### [Stated exercise]
Return the listing below exactly, with the pictures dropped.

Entries taken from a collection
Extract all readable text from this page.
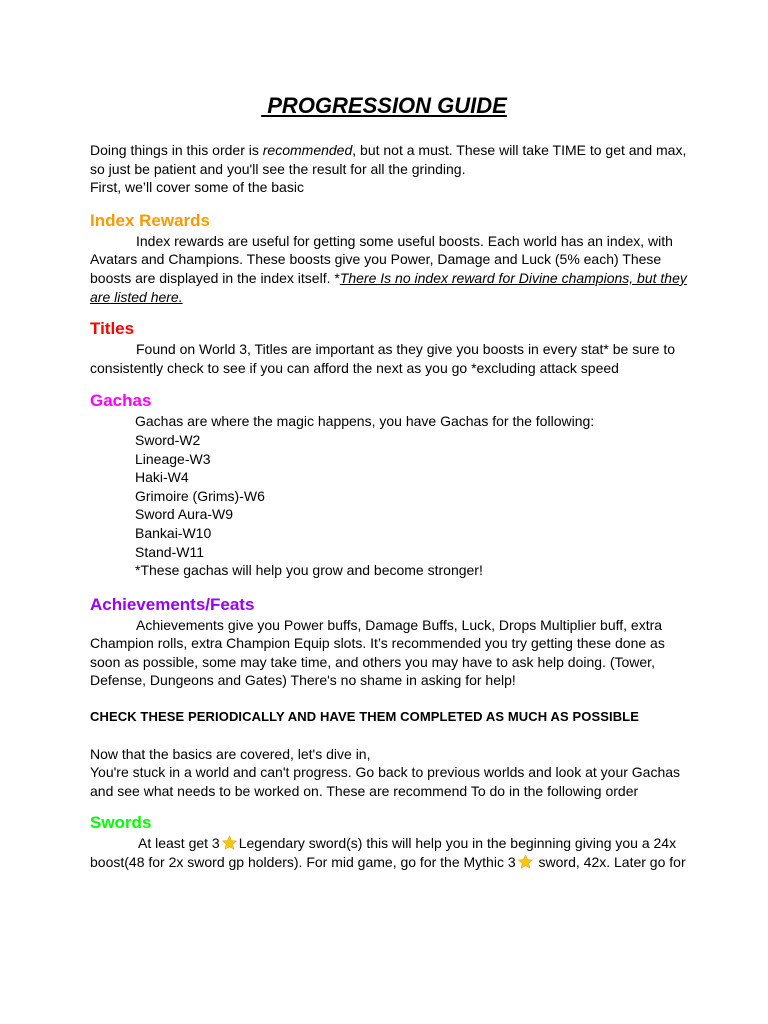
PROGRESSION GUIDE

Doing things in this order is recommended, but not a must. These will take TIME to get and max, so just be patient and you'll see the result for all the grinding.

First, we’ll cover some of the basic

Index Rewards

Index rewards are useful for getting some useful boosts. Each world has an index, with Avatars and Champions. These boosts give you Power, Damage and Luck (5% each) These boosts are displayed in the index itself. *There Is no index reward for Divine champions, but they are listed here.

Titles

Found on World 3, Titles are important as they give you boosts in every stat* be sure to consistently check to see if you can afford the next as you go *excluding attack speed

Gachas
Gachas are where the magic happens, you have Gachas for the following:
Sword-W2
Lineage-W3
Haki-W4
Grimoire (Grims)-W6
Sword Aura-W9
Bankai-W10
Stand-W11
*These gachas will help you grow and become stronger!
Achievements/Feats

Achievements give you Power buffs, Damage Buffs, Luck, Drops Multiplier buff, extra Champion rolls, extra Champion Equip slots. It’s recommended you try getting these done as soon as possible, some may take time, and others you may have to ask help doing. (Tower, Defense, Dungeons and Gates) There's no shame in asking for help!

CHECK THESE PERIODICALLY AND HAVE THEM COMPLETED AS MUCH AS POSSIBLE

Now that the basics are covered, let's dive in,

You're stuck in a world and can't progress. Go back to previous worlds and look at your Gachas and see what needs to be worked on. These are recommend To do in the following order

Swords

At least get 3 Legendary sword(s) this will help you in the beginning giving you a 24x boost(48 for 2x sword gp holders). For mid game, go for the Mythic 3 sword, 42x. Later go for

### [Final answer]
Extract all readable text from this page.
PROGRESSION GUIDE

Doing things in this order is recommended, but not a must. These will take TIME to get and max, so just be patient and you'll see the result for all the grinding.

First, we’ll cover some of the basic

Index Rewards

Index rewards are useful for getting some useful boosts. Each world has an index, with Avatars and Champions. These boosts give you Power, Damage and Luck (5% each) These boosts are displayed in the index itself. *There Is no index reward for Divine champions, but they are listed here.

Titles

Found on World 3, Titles are important as they give you boosts in every stat* be sure to consistently check to see if you can afford the next as you go *excluding attack speed

Gachas
Gachas are where the magic happens, you have Gachas for the following:
Sword-W2
Lineage-W3
Haki-W4
Grimoire (Grims)-W6
Sword Aura-W9
Bankai-W10
Stand-W11
*These gachas will help you grow and become stronger!
Achievements/Feats

Achievements give you Power buffs, Damage Buffs, Luck, Drops Multiplier buff, extra Champion rolls, extra Champion Equip slots. It’s recommended you try getting these done as soon as possible, some may take time, and others you may have to ask help doing. (Tower, Defense, Dungeons and Gates) There's no shame in asking for help!

CHECK THESE PERIODICALLY AND HAVE THEM COMPLETED AS MUCH AS POSSIBLE

Now that the basics are covered, let's dive in,

You're stuck in a world and can't progress. Go back to previous worlds and look at your Gachas and see what needs to be worked on. These are recommend To do in the following order

Swords

At least get 3 Legendary sword(s) this will help you in the beginning giving you a 24x boost(48 for 2x sword gp holders). For mid game, go for the Mythic 3 sword, 42x. Later go for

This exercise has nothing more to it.